## Recorded information
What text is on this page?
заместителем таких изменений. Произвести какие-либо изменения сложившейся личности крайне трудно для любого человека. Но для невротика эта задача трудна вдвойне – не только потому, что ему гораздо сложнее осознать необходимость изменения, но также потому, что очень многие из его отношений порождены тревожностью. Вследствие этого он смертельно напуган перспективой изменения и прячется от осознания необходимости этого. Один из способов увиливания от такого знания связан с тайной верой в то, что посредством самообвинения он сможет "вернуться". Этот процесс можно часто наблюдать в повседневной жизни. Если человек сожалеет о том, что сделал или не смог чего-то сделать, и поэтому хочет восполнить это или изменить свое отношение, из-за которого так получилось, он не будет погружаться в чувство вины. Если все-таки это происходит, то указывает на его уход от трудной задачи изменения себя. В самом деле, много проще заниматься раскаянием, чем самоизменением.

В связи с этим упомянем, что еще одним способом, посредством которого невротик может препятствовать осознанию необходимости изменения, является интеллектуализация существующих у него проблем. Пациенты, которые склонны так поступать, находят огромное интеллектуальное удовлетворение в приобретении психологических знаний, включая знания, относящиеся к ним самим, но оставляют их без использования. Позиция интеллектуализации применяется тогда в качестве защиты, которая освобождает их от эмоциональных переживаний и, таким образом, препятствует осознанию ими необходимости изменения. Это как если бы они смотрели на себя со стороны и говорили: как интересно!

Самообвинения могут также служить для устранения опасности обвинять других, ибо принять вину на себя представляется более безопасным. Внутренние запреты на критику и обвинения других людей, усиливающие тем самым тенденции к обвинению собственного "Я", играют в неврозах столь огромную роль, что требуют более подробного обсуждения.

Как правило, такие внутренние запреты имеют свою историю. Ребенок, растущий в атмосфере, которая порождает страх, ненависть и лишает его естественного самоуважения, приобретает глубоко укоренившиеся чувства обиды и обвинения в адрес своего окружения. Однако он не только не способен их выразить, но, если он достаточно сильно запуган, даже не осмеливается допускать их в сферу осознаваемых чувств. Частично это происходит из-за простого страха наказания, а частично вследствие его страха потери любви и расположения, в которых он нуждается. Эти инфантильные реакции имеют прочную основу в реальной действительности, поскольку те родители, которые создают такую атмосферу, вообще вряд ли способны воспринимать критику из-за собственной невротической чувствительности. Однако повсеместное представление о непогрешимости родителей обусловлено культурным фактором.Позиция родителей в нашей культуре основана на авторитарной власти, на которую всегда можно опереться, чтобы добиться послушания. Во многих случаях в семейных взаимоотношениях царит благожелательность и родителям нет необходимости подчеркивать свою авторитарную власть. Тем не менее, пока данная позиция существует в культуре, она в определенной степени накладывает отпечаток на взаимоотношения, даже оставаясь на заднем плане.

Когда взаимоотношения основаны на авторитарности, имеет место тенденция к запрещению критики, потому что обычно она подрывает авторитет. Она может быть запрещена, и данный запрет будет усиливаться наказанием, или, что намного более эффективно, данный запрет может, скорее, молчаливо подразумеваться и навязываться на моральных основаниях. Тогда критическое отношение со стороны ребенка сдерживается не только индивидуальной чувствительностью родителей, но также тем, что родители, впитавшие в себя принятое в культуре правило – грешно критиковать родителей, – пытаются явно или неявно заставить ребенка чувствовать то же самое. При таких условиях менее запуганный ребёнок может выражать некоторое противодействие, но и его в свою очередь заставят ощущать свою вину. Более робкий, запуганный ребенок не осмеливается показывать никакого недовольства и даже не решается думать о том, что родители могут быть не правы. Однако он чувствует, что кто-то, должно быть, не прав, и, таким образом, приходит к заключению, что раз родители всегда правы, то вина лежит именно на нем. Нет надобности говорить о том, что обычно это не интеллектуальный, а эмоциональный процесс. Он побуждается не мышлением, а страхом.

## Prompt
Repeat the entries above exactly, leaving nothing out.

## Response for this exercise
What text is on this page?
заместителем таких изменений. Произвести какие-либо изменения сложившейся личности крайне трудно для любого человека. Но для невротика эта задача трудна вдвойне – не только потому, что ему гораздо сложнее осознать необходимость изменения, но также потому, что очень многие из его отношений порождены тревожностью. Вследствие этого он смертельно напуган перспективой изменения и прячется от осознания необходимости этого. Один из способов увиливания от такого знания связан с тайной верой в то, что посредством самообвинения он сможет "вернуться". Этот процесс можно часто наблюдать в повседневной жизни. Если человек сожалеет о том, что сделал или не смог чего-то сделать, и поэтому хочет восполнить это или изменить свое отношение, из-за которого так получилось, он не будет погружаться в чувство вины. Если все-таки это происходит, то указывает на его уход от трудной задачи изменения себя. В самом деле, много проще заниматься раскаянием, чем самоизменением.

В связи с этим упомянем, что еще одним способом, посредством которого невротик может препятствовать осознанию необходимости изменения, является интеллектуализация существующих у него проблем. Пациенты, которые склонны так поступать, находят огромное интеллектуальное удовлетворение в приобретении психологических знаний, включая знания, относящиеся к ним самим, но оставляют их без использования. Позиция интеллектуализации применяется тогда в качестве защиты, которая освобождает их от эмоциональных переживаний и, таким образом, препятствует осознанию ими необходимости изменения. Это как если бы они смотрели на себя со стороны и говорили: как интересно!

Самообвинения могут также служить для устранения опасности обвинять других, ибо принять вину на себя представляется более безопасным. Внутренние запреты на критику и обвинения других людей, усиливающие тем самым тенденции к обвинению собственного "Я", играют в неврозах столь огромную роль, что требуют более подробного обсуждения.

Как правило, такие внутренние запреты имеют свою историю. Ребенок, растущий в атмосфере, которая порождает страх, ненависть и лишает его естественного самоуважения, приобретает глубоко укоренившиеся чувства обиды и обвинения в адрес своего окружения. Однако он не только не способен их выразить, но, если он достаточно сильно запуган, даже не осмеливается допускать их в сферу осознаваемых чувств. Частично это происходит из-за простого страха наказания, а частично вследствие его страха потери любви и расположения, в которых он нуждается. Эти инфантильные реакции имеют прочную основу в реальной действительности, поскольку те родители, которые создают такую атмосферу, вообще вряд ли способны воспринимать критику из-за собственной невротической чувствительности. Однако повсеместное представление о непогрешимости родителей обусловлено культурным фактором.Позиция родителей в нашей культуре основана на авторитарной власти, на которую всегда можно опереться, чтобы добиться послушания. Во многих случаях в семейных взаимоотношениях царит благожелательность и родителям нет необходимости подчеркивать свою авторитарную власть. Тем не менее, пока данная позиция существует в культуре, она в определенной степени накладывает отпечаток на взаимоотношения, даже оставаясь на заднем плане.

Когда взаимоотношения основаны на авторитарности, имеет место тенденция к запрещению критики, потому что обычно она подрывает авторитет. Она может быть запрещена, и данный запрет будет усиливаться наказанием, или, что намного более эффективно, данный запрет может, скорее, молчаливо подразумеваться и навязываться на моральных основаниях. Тогда критическое отношение со стороны ребенка сдерживается не только индивидуальной чувствительностью родителей, но также тем, что родители, впитавшие в себя принятое в культуре правило – грешно критиковать родителей, – пытаются явно или неявно заставить ребенка чувствовать то же самое. При таких условиях менее запуганный ребёнок может выражать некоторое противодействие, но и его в свою очередь заставят ощущать свою вину. Более робкий, запуганный ребенок не осмеливается показывать никакого недовольства и даже не решается думать о том, что родители могут быть не правы. Однако он чувствует, что кто-то, должно быть, не прав, и, таким образом, приходит к заключению, что раз родители всегда правы, то вина лежит именно на нем. Нет надобности говорить о том, что обычно это не интеллектуальный, а эмоциональный процесс. Он побуждается не мышлением, а страхом.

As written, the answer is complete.